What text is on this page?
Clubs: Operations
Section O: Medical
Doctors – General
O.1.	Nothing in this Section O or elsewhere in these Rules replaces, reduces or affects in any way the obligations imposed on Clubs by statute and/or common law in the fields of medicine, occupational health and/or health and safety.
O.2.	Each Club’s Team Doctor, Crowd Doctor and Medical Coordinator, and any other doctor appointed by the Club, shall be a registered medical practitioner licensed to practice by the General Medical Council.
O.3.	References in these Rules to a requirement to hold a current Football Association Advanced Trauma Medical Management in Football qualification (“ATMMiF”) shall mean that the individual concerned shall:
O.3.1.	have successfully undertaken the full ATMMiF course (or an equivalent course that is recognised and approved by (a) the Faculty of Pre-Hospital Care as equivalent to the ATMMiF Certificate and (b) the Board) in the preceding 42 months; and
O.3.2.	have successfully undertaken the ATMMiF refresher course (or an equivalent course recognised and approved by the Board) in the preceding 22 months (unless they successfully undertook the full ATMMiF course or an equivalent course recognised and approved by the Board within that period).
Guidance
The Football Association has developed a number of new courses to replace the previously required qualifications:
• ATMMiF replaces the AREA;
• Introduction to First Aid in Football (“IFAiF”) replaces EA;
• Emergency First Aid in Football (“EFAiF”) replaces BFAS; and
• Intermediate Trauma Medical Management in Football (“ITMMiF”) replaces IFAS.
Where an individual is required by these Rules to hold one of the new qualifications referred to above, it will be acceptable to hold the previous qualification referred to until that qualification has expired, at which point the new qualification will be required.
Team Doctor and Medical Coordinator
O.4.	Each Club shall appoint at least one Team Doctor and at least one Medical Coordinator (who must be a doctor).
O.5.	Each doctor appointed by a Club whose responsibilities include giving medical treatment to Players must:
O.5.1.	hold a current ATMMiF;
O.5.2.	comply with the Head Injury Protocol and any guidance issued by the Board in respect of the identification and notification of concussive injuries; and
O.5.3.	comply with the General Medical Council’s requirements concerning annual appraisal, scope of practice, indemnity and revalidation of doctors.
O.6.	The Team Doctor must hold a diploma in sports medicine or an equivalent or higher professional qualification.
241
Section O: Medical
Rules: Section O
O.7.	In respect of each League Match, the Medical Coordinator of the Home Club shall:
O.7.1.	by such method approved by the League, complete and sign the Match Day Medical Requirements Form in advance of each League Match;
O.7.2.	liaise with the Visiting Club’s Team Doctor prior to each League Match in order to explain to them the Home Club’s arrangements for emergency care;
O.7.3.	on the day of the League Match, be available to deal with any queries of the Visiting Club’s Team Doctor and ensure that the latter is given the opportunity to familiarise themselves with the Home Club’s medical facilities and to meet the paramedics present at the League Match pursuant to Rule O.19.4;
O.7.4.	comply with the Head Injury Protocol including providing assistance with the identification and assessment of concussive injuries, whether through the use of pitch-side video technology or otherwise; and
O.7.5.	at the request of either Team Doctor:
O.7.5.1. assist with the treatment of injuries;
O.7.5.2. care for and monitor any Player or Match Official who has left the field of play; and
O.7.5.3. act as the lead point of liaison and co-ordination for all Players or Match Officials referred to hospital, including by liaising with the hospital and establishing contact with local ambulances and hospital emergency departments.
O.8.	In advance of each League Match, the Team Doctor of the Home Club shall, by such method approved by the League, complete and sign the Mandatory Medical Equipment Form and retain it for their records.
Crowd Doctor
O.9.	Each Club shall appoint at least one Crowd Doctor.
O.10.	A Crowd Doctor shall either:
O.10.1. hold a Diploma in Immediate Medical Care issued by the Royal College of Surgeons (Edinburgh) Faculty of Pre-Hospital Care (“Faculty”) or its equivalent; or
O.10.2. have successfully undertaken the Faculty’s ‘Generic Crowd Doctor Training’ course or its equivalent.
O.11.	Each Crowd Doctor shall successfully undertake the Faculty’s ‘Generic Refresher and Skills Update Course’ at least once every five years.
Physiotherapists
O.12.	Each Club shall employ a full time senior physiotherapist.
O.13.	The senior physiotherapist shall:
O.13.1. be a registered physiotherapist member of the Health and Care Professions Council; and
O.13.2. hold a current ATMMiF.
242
########################################
— Task brief —
Quote each line above in full, word for word.

— Task solution —
What text is on this page?
Clubs: Operations
Section O: Medical
Doctors – General
O.1.	Nothing in this Section O or elsewhere in these Rules replaces, reduces or affects in any way the obligations imposed on Clubs by statute and/or common law in the fields of medicine, occupational health and/or health and safety.
O.2.	Each Club’s Team Doctor, Crowd Doctor and Medical Coordinator, and any other doctor appointed by the Club, shall be a registered medical practitioner licensed to practice by the General Medical Council.
O.3.	References in these Rules to a requirement to hold a current Football Association Advanced Trauma Medical Management in Football qualification (“ATMMiF”) shall mean that the individual concerned shall:
O.3.1.	have successfully undertaken the full ATMMiF course (or an equivalent course that is recognised and approved by (a) the Faculty of Pre-Hospital Care as equivalent to the ATMMiF Certificate and (b) the Board) in the preceding 42 months; and
O.3.2.	have successfully undertaken the ATMMiF refresher course (or an equivalent course recognised and approved by the Board) in the preceding 22 months (unless they successfully undertook the full ATMMiF course or an equivalent course recognised and approved by the Board within that period).
Guidance
The Football Association has developed a number of new courses to replace the previously required qualifications:
• ATMMiF replaces the AREA;
• Introduction to First Aid in Football (“IFAiF”) replaces EA;
• Emergency First Aid in Football (“EFAiF”) replaces BFAS; and
• Intermediate Trauma Medical Management in Football (“ITMMiF”) replaces IFAS.
Where an individual is required by these Rules to hold one of the new qualifications referred to above, it will be acceptable to hold the previous qualification referred to until that qualification has expired, at which point the new qualification will be required.
Team Doctor and Medical Coordinator
O.4.	Each Club shall appoint at least one Team Doctor and at least one Medical Coordinator (who must be a doctor).
O.5.	Each doctor appointed by a Club whose responsibilities include giving medical treatment to Players must:
O.5.1.	hold a current ATMMiF;
O.5.2.	comply with the Head Injury Protocol and any guidance issued by the Board in respect of the identification and notification of concussive injuries; and
O.5.3.	comply with the General Medical Council’s requirements concerning annual appraisal, scope of practice, indemnity and revalidation of doctors.
O.6.	The Team Doctor must hold a diploma in sports medicine or an equivalent or higher professional qualification.
241
Section O: Medical
Rules: Section O
O.7.	In respect of each League Match, the Medical Coordinator of the Home Club shall:
O.7.1.	by such method approved by the League, complete and sign the Match Day Medical Requirements Form in advance of each League Match;
O.7.2.	liaise with the Visiting Club’s Team Doctor prior to each League Match in order to explain to them the Home Club’s arrangements for emergency care;
O.7.3.	on the day of the League Match, be available to deal with any queries of the Visiting Club’s Team Doctor and ensure that the latter is given the opportunity to familiarise themselves with the Home Club’s medical facilities and to meet the paramedics present at the League Match pursuant to Rule O.19.4;
O.7.4.	comply with the Head Injury Protocol including providing assistance with the identification and assessment of concussive injuries, whether through the use of pitch-side video technology or otherwise; and
O.7.5.	at the request of either Team Doctor:
O.7.5.1. assist with the treatment of injuries;
O.7.5.2. care for and monitor any Player or Match Official who has left the field of play; and
O.7.5.3. act as the lead point of liaison and co-ordination for all Players or Match Officials referred to hospital, including by liaising with the hospital and establishing contact with local ambulances and hospital emergency departments.
O.8.	In advance of each League Match, the Team Doctor of the Home Club shall, by such method approved by the League, complete and sign the Mandatory Medical Equipment Form and retain it for their records.
Crowd Doctor
O.9.	Each Club shall appoint at least one Crowd Doctor.
O.10.	A Crowd Doctor shall either:
O.10.1. hold a Diploma in Immediate Medical Care issued by the Royal College of Surgeons (Edinburgh) Faculty of Pre-Hospital Care (“Faculty”) or its equivalent; or
O.10.2. have successfully undertaken the Faculty’s ‘Generic Crowd Doctor Training’ course or its equivalent.
O.11.	Each Crowd Doctor shall successfully undertake the Faculty’s ‘Generic Refresher and Skills Update Course’ at least once every five years.
Physiotherapists
O.12.	Each Club shall employ a full time senior physiotherapist.
O.13.	The senior physiotherapist shall:
O.13.1. be a registered physiotherapist member of the Health and Care Professions Council; and
O.13.2. hold a current ATMMiF.
242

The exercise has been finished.